**TEXT UNDER STUDY:**
How to implement search as you type feature withSpring Boot and Elasticsearch?
In this tutorial, we will see how to implement a search as you type feature using Spring Boot and Elasticseach. Elastic nodes will be created using a docker-compose.yml file. Also, a simple Angular application is added so that we can see the feature in action.
To get a running environment, I will use Docker Desktop for Windows (when Docker Desktop is installed, you will have Docker Engine, Docker CLI client and Docker Compose), Spring Tool Suite (STS), GitBash, Visual Studio Code, Postman and Kibana (developer tools) on a Windows 10 machine.
We will have 4 steps. Firstly, we will create a Elasticsearch cluster using docker-compose.yml file. The next step will be creating a sample index and posting sample documents into Elasticsearch. Then we will create a Spring Boot application. This application will be querying Elasticsearch cluster and expose some APIs. Lastly, an Angular application will present the search as you type feature in action.

**AIM OF THE EXERCISE:** Do these statements agree with the search-as-you-type tutorial? Answer yes or no for each, and quote the deciding words of the tutorial. (a) The Elasticsearch nodes are set up with a docker-compose.yml file. (b) The environment runs on a Linux machine. (c) Creating the Spring Boot application is the final step. Rely on the search-as-you-type tutorial alone.

**RECORD EXTRACTS:**
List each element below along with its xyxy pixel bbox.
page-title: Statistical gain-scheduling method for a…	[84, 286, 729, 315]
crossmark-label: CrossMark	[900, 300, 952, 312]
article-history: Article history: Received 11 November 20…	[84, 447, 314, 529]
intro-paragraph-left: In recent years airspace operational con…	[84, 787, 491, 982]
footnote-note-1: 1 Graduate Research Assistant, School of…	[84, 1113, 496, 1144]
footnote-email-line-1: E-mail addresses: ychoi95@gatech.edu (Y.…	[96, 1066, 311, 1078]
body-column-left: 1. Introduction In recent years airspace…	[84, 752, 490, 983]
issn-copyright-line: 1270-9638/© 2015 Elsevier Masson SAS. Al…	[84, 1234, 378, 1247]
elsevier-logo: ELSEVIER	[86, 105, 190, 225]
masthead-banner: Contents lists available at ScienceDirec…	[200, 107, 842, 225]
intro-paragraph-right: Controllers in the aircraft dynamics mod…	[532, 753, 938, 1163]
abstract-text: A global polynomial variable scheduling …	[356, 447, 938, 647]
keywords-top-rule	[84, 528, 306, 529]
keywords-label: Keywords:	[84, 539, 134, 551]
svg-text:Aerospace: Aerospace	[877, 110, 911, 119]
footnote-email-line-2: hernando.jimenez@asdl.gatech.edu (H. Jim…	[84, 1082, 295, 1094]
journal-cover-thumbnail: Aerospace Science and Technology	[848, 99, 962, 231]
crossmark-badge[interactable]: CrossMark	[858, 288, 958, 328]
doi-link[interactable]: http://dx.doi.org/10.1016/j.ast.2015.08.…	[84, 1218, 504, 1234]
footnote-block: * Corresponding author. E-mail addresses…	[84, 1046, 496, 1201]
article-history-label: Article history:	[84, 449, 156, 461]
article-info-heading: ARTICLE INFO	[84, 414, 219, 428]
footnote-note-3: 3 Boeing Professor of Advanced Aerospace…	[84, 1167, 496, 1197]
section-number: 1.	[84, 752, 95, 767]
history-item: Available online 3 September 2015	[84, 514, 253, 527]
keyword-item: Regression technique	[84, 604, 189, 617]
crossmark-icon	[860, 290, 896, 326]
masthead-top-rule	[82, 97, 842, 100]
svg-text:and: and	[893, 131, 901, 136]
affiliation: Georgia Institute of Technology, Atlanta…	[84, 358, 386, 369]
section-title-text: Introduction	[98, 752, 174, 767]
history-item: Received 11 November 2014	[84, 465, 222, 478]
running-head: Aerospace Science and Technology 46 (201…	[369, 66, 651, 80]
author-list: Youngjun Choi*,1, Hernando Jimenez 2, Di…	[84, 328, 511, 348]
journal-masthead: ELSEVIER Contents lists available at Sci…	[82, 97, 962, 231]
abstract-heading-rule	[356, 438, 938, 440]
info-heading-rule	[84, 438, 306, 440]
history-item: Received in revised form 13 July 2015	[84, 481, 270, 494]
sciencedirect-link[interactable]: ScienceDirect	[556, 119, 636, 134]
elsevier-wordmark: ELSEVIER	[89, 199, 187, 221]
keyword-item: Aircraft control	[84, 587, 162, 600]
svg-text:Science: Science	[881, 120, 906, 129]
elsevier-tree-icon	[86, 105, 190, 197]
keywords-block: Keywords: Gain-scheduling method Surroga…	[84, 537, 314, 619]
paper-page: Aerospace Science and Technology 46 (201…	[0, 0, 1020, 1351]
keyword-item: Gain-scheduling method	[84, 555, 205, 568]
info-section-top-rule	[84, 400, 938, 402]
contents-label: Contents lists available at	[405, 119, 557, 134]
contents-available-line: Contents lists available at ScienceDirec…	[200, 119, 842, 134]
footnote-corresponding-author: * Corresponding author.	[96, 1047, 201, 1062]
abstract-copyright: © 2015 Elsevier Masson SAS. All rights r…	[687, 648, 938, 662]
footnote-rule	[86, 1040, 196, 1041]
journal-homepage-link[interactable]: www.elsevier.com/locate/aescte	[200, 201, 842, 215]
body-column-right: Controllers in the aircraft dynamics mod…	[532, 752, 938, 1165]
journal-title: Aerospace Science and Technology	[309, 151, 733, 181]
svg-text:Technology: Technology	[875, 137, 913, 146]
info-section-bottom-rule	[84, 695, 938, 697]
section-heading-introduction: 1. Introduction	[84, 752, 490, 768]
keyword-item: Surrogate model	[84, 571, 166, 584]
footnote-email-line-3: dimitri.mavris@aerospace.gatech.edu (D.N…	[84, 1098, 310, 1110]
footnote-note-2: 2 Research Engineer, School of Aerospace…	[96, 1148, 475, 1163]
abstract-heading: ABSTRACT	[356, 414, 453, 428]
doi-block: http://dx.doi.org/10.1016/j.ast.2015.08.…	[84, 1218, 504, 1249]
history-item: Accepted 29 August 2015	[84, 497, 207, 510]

**ANSWER TO THIS PROBLEM:**
(a) Yes: "Elastic nodes will be created using a docker-compose.yml file."
(b) No: "on a Windows 10 machine."
(c) No: "Lastly, an Angular application will present the search as you type feature in action."